- **To be done**
Quote every entry word for word.

- **Records shown**

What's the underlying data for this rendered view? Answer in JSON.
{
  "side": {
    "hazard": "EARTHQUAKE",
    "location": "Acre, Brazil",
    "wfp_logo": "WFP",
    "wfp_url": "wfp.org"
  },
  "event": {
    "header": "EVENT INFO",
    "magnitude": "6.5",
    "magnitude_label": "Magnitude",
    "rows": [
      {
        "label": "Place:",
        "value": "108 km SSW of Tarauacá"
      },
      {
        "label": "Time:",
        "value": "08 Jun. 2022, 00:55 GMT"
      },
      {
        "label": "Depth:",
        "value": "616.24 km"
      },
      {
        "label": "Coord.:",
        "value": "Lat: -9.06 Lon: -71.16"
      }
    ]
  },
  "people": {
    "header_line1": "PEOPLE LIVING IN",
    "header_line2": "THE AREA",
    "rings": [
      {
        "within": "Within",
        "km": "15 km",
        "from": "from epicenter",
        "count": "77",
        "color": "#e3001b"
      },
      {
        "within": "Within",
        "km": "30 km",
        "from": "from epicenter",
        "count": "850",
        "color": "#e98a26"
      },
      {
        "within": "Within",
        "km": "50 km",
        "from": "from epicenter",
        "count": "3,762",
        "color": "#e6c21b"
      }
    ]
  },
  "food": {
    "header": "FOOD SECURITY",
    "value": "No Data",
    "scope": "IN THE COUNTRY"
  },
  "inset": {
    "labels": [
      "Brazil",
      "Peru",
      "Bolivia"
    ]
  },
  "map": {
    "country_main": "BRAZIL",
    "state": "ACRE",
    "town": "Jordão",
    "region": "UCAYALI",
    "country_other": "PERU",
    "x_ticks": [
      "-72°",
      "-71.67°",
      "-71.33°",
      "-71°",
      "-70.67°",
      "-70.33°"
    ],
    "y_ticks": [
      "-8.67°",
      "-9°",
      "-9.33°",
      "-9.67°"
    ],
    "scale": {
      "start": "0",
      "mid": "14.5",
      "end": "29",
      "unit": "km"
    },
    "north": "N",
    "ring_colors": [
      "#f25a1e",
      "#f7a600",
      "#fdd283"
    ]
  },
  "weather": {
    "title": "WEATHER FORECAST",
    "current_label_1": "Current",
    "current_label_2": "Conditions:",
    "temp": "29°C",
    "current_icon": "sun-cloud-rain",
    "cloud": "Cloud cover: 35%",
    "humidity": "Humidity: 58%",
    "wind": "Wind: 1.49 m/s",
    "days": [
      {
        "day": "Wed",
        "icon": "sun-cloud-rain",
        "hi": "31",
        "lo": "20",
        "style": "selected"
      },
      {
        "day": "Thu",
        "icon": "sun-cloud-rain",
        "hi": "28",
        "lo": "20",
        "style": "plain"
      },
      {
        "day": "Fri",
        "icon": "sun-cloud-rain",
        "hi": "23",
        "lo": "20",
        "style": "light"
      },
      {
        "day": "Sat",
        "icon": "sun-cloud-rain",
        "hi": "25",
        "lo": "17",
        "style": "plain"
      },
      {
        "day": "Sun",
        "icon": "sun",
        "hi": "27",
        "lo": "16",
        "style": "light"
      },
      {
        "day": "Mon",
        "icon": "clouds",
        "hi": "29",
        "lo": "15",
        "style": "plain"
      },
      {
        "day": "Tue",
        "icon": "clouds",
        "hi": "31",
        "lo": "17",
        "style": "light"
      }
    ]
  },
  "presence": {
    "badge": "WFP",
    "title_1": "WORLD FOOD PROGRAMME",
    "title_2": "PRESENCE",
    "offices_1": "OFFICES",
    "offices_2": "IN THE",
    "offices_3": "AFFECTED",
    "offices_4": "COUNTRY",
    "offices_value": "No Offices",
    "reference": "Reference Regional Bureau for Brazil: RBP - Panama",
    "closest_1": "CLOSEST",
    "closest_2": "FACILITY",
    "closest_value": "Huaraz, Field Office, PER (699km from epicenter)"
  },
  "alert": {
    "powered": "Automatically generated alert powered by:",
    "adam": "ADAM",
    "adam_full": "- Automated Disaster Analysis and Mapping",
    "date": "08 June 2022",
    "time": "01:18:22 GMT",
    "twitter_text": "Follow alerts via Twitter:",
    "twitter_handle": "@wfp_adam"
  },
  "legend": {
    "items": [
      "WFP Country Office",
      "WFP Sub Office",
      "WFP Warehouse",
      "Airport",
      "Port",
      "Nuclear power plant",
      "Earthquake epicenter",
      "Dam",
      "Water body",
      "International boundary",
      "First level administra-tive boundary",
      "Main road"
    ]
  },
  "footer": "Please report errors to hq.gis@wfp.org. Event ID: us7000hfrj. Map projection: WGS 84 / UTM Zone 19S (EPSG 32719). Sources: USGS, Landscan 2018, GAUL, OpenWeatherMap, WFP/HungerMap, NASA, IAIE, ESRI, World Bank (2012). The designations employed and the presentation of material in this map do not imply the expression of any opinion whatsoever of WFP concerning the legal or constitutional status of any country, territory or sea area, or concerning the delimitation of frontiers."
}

- **Finished task**
What's the underlying data for this rendered view? Answer in JSON.
{
  "side": {
    "hazard": "EARTHQUAKE",
    "location": "Acre, Brazil",
    "wfp_logo": "WFP",
    "wfp_url": "wfp.org"
  },
  "event": {
    "header": "EVENT INFO",
    "magnitude": "6.5",
    "magnitude_label": "Magnitude",
    "rows": [
      {
        "label": "Place:",
        "value": "108 km SSW of Tarauacá"
      },
      {
        "label": "Time:",
        "value": "08 Jun. 2022, 00:55 GMT"
      },
      {
        "label": "Depth:",
        "value": "616.24 km"
      },
      {
        "label": "Coord.:",
        "value": "Lat: -9.06 Lon: -71.16"
      }
    ]
  },
  "people": {
    "header_line1": "PEOPLE LIVING IN",
    "header_line2": "THE AREA",
    "rings": [
      {
        "within": "Within",
        "km": "15 km",
        "from": "from epicenter",
        "count": "77",
        "color": "#e3001b"
      },
      {
        "within": "Within",
        "km": "30 km",
        "from": "from epicenter",
        "count": "850",
        "color": "#e98a26"
      },
      {
        "within": "Within",
        "km": "50 km",
        "from": "from epicenter",
        "count": "3,762",
        "color": "#e6c21b"
      }
    ]
  },
  "food": {
    "header": "FOOD SECURITY",
    "value": "No Data",
    "scope": "IN THE COUNTRY"
  },
  "inset": {
    "labels": [
      "Brazil",
      "Peru",
      "Bolivia"
    ]
  },
  "map": {
    "country_main": "BRAZIL",
    "state": "ACRE",
    "town": "Jordão",
    "region": "UCAYALI",
    "country_other": "PERU",
    "x_ticks": [
      "-72°",
      "-71.67°",
      "-71.33°",
      "-71°",
      "-70.67°",
      "-70.33°"
    ],
    "y_ticks": [
      "-8.67°",
      "-9°",
      "-9.33°",
      "-9.67°"
    ],
    "scale": {
      "start": "0",
      "mid": "14.5",
      "end": "29",
      "unit": "km"
    },
    "north": "N",
    "ring_colors": [
      "#f25a1e",
      "#f7a600",
      "#fdd283"
    ]
  },
  "weather": {
    "title": "WEATHER FORECAST",
    "current_label_1": "Current",
    "current_label_2": "Conditions:",
    "temp": "29°C",
    "current_icon": "sun-cloud-rain",
    "cloud": "Cloud cover: 35%",
    "humidity": "Humidity: 58%",
    "wind": "Wind: 1.49 m/s",
    "days": [
      {
        "day": "Wed",
        "icon": "sun-cloud-rain",
        "hi": "31",
        "lo": "20",
        "style": "selected"
      },
      {
        "day": "Thu",
        "icon": "sun-cloud-rain",
        "hi": "28",
        "lo": "20",
        "style": "plain"
      },
      {
        "day": "Fri",
        "icon": "sun-cloud-rain",
        "hi": "23",
        "lo": "20",
        "style": "light"
      },
      {
        "day": "Sat",
        "icon": "sun-cloud-rain",
        "hi": "25",
        "lo": "17",
        "style": "plain"
      },
      {
        "day": "Sun",
        "icon": "sun",
        "hi": "27",
        "lo": "16",
        "style": "light"
      },
      {
        "day": "Mon",
        "icon": "clouds",
        "hi": "29",
        "lo": "15",
        "style": "plain"
      },
      {
        "day": "Tue",
        "icon": "clouds",
        "hi": "31",
        "lo": "17",
        "style": "light"
      }
    ]
  },
  "presence": {
    "badge": "WFP",
    "title_1": "WORLD FOOD PROGRAMME",
    "title_2": "PRESENCE",
    "offices_1": "OFFICES",
    "offices_2": "IN THE",
    "offices_3": "AFFECTED",
    "offices_4": "COUNTRY",
    "offices_value": "No Offices",
    "reference": "Reference Regional Bureau for Brazil: RBP - Panama",
    "closest_1": "CLOSEST",
    "closest_2": "FACILITY",
    "closest_value": "Huaraz, Field Office, PER (699km from epicenter)"
  },
  "alert": {
    "powered": "Automatically generated alert powered by:",
    "adam": "ADAM",
    "adam_full": "- Automated Disaster Analysis and Mapping",
    "date": "08 June 2022",
    "time": "01:18:22 GMT",
    "twitter_text": "Follow alerts via Twitter:",
    "twitter_handle": "@wfp_adam"
  },
  "legend": {
    "items": [
      "WFP Country Office",
      "WFP Sub Office",
      "WFP Warehouse",
      "Airport",
      "Port",
      "Nuclear power plant",
      "Earthquake epicenter",
      "Dam",
      "Water body",
      "International boundary",
      "First level administra-tive boundary",
      "Main road"
    ]
  },
  "footer": "Please report errors to hq.gis@wfp.org. Event ID: us7000hfrj. Map projection: WGS 84 / UTM Zone 19S (EPSG 32719). Sources: USGS, Landscan 2018, GAUL, OpenWeatherMap, WFP/HungerMap, NASA, IAIE, ESRI, World Bank (2012). The designations employed and the presentation of material in this map do not imply the expression of any opinion whatsoever of WFP concerning the legal or constitutional status of any country, territory or sea area, or concerning the delimitation of frontiers."
}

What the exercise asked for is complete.